▶ [SET EXERCISE]
Each entry must appear again exactly as it does in the source.
---------- LISTED RECORDS ----------
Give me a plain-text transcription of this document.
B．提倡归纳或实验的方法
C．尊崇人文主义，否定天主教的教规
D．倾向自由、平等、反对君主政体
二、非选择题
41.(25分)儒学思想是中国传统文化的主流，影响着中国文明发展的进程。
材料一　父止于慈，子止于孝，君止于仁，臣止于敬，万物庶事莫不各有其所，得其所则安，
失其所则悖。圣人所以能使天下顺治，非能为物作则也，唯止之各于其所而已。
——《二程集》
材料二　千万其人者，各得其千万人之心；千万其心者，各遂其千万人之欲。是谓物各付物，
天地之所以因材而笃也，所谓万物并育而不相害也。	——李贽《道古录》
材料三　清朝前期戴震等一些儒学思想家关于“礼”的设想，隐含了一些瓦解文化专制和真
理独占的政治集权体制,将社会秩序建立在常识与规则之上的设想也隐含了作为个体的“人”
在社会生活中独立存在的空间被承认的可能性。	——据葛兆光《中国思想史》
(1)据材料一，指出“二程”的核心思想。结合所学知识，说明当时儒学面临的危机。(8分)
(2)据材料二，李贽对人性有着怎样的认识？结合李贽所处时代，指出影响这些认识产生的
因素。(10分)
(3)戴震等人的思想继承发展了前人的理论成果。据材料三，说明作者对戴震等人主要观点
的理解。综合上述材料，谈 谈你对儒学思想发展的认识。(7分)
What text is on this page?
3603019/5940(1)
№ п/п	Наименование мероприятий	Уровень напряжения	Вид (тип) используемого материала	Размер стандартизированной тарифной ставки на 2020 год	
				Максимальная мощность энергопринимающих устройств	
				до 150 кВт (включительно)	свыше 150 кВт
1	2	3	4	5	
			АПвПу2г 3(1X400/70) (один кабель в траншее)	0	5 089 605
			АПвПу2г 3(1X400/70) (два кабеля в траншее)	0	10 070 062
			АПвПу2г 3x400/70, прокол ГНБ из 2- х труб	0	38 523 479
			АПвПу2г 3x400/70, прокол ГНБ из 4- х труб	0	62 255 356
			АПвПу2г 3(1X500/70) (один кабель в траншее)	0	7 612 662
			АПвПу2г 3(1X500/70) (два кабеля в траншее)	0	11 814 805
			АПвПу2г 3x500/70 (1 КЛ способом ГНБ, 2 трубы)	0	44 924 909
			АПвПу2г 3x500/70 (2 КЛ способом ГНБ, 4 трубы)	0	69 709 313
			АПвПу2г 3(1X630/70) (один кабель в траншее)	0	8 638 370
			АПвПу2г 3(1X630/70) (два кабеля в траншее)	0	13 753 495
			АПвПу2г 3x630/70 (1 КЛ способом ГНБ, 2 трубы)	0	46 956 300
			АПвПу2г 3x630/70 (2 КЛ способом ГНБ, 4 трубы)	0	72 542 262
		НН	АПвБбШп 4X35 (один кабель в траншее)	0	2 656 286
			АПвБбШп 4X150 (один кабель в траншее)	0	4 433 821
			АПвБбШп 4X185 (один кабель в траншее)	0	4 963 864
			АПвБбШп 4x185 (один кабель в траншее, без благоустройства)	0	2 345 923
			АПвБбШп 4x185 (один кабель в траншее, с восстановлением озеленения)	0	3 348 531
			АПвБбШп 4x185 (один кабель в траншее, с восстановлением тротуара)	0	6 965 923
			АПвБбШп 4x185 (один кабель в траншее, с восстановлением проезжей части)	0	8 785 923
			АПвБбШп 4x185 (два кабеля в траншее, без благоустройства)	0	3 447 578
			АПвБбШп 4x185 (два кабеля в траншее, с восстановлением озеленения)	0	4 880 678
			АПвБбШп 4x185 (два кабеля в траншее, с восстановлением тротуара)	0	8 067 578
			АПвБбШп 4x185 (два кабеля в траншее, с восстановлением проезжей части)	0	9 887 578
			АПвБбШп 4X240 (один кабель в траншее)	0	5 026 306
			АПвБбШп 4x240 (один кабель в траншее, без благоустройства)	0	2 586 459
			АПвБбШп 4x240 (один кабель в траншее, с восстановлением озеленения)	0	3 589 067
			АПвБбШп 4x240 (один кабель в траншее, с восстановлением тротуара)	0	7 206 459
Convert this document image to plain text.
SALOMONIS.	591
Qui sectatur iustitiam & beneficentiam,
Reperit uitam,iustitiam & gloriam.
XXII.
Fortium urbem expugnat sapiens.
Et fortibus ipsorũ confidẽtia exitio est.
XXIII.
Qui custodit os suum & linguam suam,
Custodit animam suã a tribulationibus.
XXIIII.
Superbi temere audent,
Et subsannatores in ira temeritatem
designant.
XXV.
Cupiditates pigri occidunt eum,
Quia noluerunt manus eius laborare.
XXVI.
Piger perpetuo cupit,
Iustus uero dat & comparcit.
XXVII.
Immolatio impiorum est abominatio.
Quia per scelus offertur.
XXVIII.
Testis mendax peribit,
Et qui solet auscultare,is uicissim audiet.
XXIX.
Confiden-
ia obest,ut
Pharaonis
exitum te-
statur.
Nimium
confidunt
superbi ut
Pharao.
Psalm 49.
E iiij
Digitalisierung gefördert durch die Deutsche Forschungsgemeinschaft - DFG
----------
▶ [SOLUTION TO THIS PROBLEM]
Give me a plain-text transcription of this document.
B．提倡归纳或实验的方法
C．尊崇人文主义，否定天主教的教规
D．倾向自由、平等、反对君主政体
二、非选择题
41.(25分)儒学思想是中国传统文化的主流，影响着中国文明发展的进程。
材料一　父止于慈，子止于孝，君止于仁，臣止于敬，万物庶事莫不各有其所，得其所则安，
失其所则悖。圣人所以能使天下顺治，非能为物作则也，唯止之各于其所而已。
——《二程集》
材料二　千万其人者，各得其千万人之心；千万其心者，各遂其千万人之欲。是谓物各付物，
天地之所以因材而笃也，所谓万物并育而不相害也。	——李贽《道古录》
材料三　清朝前期戴震等一些儒学思想家关于“礼”的设想，隐含了一些瓦解文化专制和真
理独占的政治集权体制,将社会秩序建立在常识与规则之上的设想也隐含了作为个体的“人”
在社会生活中独立存在的空间被承认的可能性。	——据葛兆光《中国思想史》
(1)据材料一，指出“二程”的核心思想。结合所学知识，说明当时儒学面临的危机。(8分)
(2)据材料二，李贽对人性有着怎样的认识？结合李贽所处时代，指出影响这些认识产生的
因素。(10分)
(3)戴震等人的思想继承发展了前人的理论成果。据材料三，说明作者对戴震等人主要观点
的理解。综合上述材料，谈 谈你对儒学思想发展的认识。(7分)
What text is on this page?
3603019/5940(1)
№ п/п	Наименование мероприятий	Уровень напряжения	Вид (тип) используемого материала	Размер стандартизированной тарифной ставки на 2020 год	
				Максимальная мощность энергопринимающих устройств	
				до 150 кВт (включительно)	свыше 150 кВт
1	2	3	4	5	
			АПвПу2г 3(1X400/70) (один кабель в траншее)	0	5 089 605
			АПвПу2г 3(1X400/70) (два кабеля в траншее)	0	10 070 062
			АПвПу2г 3x400/70, прокол ГНБ из 2- х труб	0	38 523 479
			АПвПу2г 3x400/70, прокол ГНБ из 4- х труб	0	62 255 356
			АПвПу2г 3(1X500/70) (один кабель в траншее)	0	7 612 662
			АПвПу2г 3(1X500/70) (два кабеля в траншее)	0	11 814 805
			АПвПу2г 3x500/70 (1 КЛ способом ГНБ, 2 трубы)	0	44 924 909
			АПвПу2г 3x500/70 (2 КЛ способом ГНБ, 4 трубы)	0	69 709 313
			АПвПу2г 3(1X630/70) (один кабель в траншее)	0	8 638 370
			АПвПу2г 3(1X630/70) (два кабеля в траншее)	0	13 753 495
			АПвПу2г 3x630/70 (1 КЛ способом ГНБ, 2 трубы)	0	46 956 300
			АПвПу2г 3x630/70 (2 КЛ способом ГНБ, 4 трубы)	0	72 542 262
		НН	АПвБбШп 4X35 (один кабель в траншее)	0	2 656 286
			АПвБбШп 4X150 (один кабель в траншее)	0	4 433 821
			АПвБбШп 4X185 (один кабель в траншее)	0	4 963 864
			АПвБбШп 4x185 (один кабель в траншее, без благоустройства)	0	2 345 923
			АПвБбШп 4x185 (один кабель в траншее, с восстановлением озеленения)	0	3 348 531
			АПвБбШп 4x185 (один кабель в траншее, с восстановлением тротуара)	0	6 965 923
			АПвБбШп 4x185 (один кабель в траншее, с восстановлением проезжей части)	0	8 785 923
			АПвБбШп 4x185 (два кабеля в траншее, без благоустройства)	0	3 447 578
			АПвБбШп 4x185 (два кабеля в траншее, с восстановлением озеленения)	0	4 880 678
			АПвБбШп 4x185 (два кабеля в траншее, с восстановлением тротуара)	0	8 067 578
			АПвБбШп 4x185 (два кабеля в траншее, с восстановлением проезжей части)	0	9 887 578
			АПвБбШп 4X240 (один кабель в траншее)	0	5 026 306
			АПвБбШп 4x240 (один кабель в траншее, без благоустройства)	0	2 586 459
			АПвБбШп 4x240 (один кабель в траншее, с восстановлением озеленения)	0	3 589 067
			АПвБбШп 4x240 (один кабель в траншее, с восстановлением тротуара)	0	7 206 459
Convert this document image to plain text.
SALOMONIS.	591
Qui sectatur iustitiam & beneficentiam,
Reperit uitam,iustitiam & gloriam.
XXII.
Fortium urbem expugnat sapiens.
Et fortibus ipsorũ confidẽtia exitio est.
XXIII.
Qui custodit os suum & linguam suam,
Custodit animam suã a tribulationibus.
XXIIII.
Superbi temere audent,
Et subsannatores in ira temeritatem
designant.
XXV.
Cupiditates pigri occidunt eum,
Quia noluerunt manus eius laborare.
XXVI.
Piger perpetuo cupit,
Iustus uero dat & comparcit.
XXVII.
Immolatio impiorum est abominatio.
Quia per scelus offertur.
XXVIII.
Testis mendax peribit,
Et qui solet auscultare,is uicissim audiet.
XXIX.
Confiden-
ia obest,ut
Pharaonis
exitum te-
statur.
Nimium
confidunt
superbi ut
Pharao.
Psalm 49.
E iiij
Digitalisierung gefördert durch die Deutsche Forschungsgemeinschaft - DFG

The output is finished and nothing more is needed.